### SOURCE DATA
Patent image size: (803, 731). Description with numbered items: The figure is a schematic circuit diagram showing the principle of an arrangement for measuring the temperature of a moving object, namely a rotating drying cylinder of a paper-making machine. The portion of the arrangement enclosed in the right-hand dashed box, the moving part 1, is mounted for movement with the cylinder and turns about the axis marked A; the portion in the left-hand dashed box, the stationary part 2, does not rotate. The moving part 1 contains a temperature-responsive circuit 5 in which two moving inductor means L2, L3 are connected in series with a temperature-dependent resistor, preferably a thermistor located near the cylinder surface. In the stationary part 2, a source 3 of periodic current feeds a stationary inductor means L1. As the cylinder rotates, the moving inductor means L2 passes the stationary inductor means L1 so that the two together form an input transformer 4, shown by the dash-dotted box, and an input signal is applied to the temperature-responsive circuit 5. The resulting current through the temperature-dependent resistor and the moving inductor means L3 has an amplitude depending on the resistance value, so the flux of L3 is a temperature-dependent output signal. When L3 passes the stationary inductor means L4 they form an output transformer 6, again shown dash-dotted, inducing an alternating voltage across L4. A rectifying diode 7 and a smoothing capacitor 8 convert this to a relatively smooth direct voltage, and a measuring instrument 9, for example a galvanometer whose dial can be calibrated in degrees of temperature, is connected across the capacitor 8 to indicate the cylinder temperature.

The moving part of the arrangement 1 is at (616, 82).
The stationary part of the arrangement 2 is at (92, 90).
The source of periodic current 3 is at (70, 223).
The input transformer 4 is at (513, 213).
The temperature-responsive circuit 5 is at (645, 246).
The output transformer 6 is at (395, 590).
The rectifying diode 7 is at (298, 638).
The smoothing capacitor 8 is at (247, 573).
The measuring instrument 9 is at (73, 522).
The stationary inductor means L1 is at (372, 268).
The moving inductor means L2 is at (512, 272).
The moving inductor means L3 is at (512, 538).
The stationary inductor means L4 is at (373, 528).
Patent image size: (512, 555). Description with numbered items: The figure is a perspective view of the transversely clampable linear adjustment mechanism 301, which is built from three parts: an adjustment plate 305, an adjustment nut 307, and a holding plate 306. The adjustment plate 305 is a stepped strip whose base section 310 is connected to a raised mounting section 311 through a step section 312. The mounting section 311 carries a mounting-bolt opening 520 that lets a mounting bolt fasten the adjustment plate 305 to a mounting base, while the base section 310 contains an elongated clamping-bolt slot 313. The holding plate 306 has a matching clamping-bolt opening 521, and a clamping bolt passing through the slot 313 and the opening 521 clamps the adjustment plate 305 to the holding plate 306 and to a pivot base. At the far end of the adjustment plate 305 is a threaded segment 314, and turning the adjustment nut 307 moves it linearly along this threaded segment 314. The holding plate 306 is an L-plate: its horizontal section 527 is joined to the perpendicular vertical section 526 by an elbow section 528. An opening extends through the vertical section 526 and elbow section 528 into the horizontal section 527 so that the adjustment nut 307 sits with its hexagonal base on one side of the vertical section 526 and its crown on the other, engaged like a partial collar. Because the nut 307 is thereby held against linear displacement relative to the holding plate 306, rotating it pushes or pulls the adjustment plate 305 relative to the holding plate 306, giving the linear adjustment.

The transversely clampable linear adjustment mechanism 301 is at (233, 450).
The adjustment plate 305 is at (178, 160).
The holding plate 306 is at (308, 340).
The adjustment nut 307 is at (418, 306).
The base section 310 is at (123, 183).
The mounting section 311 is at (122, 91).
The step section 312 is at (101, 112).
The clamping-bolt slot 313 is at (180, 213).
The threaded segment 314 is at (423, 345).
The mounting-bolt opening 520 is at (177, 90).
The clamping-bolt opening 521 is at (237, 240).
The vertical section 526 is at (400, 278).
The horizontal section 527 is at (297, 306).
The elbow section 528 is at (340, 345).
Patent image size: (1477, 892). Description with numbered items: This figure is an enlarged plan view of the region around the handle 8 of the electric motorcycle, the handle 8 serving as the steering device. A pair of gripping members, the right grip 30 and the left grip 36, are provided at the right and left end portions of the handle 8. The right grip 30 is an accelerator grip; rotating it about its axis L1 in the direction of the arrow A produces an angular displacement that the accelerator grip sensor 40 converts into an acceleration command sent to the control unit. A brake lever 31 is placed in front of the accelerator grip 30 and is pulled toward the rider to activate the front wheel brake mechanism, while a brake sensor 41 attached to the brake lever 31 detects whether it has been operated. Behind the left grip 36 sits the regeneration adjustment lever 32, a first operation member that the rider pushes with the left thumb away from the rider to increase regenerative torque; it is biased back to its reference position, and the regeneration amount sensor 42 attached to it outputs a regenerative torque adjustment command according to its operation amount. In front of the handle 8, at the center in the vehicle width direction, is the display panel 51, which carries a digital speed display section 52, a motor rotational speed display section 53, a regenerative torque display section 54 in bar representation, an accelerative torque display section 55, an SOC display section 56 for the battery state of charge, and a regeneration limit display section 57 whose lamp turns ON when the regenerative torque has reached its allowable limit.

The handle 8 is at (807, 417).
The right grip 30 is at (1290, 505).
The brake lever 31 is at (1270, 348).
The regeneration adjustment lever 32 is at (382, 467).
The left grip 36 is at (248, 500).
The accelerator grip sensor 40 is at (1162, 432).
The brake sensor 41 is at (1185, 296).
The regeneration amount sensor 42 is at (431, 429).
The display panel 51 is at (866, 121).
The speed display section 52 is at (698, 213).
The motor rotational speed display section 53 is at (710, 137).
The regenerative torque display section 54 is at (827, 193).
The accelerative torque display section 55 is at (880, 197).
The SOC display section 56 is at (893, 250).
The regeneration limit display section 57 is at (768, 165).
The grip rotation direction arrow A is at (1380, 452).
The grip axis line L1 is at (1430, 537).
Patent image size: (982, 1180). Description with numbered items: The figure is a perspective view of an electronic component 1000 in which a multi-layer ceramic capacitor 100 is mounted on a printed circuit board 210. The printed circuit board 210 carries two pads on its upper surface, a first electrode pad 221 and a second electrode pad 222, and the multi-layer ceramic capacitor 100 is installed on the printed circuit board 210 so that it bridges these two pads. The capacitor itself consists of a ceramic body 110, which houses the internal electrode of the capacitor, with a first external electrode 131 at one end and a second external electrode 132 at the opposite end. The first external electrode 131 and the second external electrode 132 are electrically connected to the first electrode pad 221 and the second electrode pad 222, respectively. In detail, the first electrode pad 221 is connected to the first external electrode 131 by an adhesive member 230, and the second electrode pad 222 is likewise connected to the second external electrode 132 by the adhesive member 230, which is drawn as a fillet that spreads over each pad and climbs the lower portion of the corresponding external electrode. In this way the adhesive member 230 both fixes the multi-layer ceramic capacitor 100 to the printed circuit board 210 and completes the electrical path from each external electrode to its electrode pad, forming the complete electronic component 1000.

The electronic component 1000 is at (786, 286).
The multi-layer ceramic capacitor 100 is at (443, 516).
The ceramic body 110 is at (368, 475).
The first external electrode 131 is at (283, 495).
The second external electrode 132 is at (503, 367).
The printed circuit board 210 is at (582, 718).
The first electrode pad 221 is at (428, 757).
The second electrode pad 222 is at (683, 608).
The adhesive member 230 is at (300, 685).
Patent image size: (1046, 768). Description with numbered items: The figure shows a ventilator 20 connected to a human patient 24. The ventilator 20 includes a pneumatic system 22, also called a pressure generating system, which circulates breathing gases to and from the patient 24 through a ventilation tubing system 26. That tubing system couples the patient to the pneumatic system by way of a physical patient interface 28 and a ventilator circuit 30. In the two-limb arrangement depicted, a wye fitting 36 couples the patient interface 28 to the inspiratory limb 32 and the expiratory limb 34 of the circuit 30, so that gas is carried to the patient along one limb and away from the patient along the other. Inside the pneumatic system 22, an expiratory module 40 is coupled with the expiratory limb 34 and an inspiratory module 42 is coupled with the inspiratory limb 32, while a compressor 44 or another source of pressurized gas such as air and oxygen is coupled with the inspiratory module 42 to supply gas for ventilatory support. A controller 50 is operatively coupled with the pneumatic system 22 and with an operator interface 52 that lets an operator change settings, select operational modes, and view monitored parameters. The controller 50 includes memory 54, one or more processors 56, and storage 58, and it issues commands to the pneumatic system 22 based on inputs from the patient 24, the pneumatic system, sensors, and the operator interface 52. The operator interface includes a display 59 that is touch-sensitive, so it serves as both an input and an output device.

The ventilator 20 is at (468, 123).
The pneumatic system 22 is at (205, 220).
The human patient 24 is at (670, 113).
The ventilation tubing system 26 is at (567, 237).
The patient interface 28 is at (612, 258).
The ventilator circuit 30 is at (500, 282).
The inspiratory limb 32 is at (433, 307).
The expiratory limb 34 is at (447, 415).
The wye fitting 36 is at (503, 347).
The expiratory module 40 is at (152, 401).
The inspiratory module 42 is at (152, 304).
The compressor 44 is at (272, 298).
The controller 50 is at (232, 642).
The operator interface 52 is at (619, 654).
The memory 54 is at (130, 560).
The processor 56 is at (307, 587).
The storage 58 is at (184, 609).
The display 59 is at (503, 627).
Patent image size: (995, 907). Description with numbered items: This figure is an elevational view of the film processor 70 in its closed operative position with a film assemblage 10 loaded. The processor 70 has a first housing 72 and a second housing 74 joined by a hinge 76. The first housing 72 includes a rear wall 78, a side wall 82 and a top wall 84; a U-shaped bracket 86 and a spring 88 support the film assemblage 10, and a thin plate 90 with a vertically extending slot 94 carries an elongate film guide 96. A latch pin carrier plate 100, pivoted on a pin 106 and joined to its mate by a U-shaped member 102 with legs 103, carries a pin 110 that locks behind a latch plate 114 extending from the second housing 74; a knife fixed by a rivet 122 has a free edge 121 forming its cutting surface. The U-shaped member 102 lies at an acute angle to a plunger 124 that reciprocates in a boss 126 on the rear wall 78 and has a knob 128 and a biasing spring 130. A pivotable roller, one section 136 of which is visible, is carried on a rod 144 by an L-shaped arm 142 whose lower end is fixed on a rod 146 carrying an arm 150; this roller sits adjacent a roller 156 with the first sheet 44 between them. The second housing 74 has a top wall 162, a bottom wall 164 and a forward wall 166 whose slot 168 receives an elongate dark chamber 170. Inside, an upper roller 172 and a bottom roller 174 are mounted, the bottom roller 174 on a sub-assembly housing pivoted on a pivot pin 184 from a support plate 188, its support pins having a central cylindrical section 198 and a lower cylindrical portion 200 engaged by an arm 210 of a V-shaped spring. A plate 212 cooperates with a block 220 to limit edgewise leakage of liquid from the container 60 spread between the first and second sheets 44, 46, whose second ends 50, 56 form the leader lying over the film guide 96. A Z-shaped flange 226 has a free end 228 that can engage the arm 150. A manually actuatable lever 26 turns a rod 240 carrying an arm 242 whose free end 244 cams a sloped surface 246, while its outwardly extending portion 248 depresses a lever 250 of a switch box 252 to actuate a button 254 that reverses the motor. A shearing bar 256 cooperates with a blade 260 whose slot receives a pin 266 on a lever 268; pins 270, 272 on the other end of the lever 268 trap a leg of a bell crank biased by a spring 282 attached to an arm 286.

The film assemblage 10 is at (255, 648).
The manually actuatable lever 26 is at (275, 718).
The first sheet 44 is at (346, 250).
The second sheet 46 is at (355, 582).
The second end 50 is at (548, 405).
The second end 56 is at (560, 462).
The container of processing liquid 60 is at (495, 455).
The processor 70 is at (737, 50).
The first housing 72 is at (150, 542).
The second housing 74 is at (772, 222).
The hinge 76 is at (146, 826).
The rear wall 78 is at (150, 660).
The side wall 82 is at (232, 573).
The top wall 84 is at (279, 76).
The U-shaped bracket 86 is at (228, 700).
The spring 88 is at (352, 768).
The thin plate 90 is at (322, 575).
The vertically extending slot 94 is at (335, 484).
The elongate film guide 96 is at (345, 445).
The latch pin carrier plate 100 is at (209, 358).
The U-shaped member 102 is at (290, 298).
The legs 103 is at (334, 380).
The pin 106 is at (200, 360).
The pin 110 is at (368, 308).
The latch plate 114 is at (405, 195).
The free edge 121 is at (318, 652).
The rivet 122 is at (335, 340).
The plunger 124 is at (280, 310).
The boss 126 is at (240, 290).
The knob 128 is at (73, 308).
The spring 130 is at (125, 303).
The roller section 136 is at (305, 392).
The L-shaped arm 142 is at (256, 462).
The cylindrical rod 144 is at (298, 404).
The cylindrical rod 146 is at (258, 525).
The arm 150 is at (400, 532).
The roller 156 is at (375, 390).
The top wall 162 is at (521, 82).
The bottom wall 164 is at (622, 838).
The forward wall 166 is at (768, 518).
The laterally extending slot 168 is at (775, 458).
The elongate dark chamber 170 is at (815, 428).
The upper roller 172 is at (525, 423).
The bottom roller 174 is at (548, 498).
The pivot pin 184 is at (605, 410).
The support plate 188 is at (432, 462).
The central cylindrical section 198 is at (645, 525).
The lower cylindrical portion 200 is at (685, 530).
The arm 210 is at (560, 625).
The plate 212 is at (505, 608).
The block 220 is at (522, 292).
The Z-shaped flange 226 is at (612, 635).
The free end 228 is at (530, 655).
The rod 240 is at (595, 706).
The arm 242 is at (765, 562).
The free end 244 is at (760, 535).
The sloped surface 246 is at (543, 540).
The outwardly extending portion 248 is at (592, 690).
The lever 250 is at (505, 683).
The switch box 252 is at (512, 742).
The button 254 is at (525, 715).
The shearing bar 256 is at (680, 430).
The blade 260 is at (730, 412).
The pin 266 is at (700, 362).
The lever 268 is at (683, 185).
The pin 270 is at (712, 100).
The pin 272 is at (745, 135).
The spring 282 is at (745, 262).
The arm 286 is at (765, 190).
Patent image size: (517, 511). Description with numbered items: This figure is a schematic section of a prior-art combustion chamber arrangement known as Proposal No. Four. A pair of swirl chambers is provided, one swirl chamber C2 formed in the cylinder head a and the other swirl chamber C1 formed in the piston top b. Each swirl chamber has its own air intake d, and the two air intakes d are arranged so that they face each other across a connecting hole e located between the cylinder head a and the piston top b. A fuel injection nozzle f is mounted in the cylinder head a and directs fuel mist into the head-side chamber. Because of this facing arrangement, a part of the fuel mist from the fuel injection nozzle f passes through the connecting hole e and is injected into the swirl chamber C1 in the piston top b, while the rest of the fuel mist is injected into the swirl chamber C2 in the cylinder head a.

### WHAT YOU WILL DO
Print the entries above exactly as they appear, from the line containing "Patent image size: (1477, 892)." through the line containing "The handle 8 is at (807, 417).", with both of those lines included.

### SOLUTION FOR THIS PROBLEM
Patent image size: (1477, 892). Description with numbered items: This figure is an enlarged plan view of the region around the handle 8 of the electric motorcycle, the handle 8 serving as the steering device. A pair of gripping members, the right grip 30 and the left grip 36, are provided at the right and left end portions of the handle 8. The right grip 30 is an accelerator grip; rotating it about its axis L1 in the direction of the arrow A produces an angular displacement that the accelerator grip sensor 40 converts into an acceleration command sent to the control unit. A brake lever 31 is placed in front of the accelerator grip 30 and is pulled toward the rider to activate the front wheel brake mechanism, while a brake sensor 41 attached to the brake lever 31 detects whether it has been operated. Behind the left grip 36 sits the regeneration adjustment lever 32, a first operation member that the rider pushes with the left thumb away from the rider to increase regenerative torque; it is biased back to its reference position, and the regeneration amount sensor 42 attached to it outputs a regenerative torque adjustment command according to its operation amount. In front of the handle 8, at the center in the vehicle width direction, is the display panel 51, which carries a digital speed display section 52, a motor rotational speed display section 53, a regenerative torque display section 54 in bar representation, an accelerative torque display section 55, an SOC display section 56 for the battery state of charge, and a regeneration limit display section 57 whose lamp turns ON when the regenerative torque has reached its allowable limit.

The handle 8 is at (807, 417).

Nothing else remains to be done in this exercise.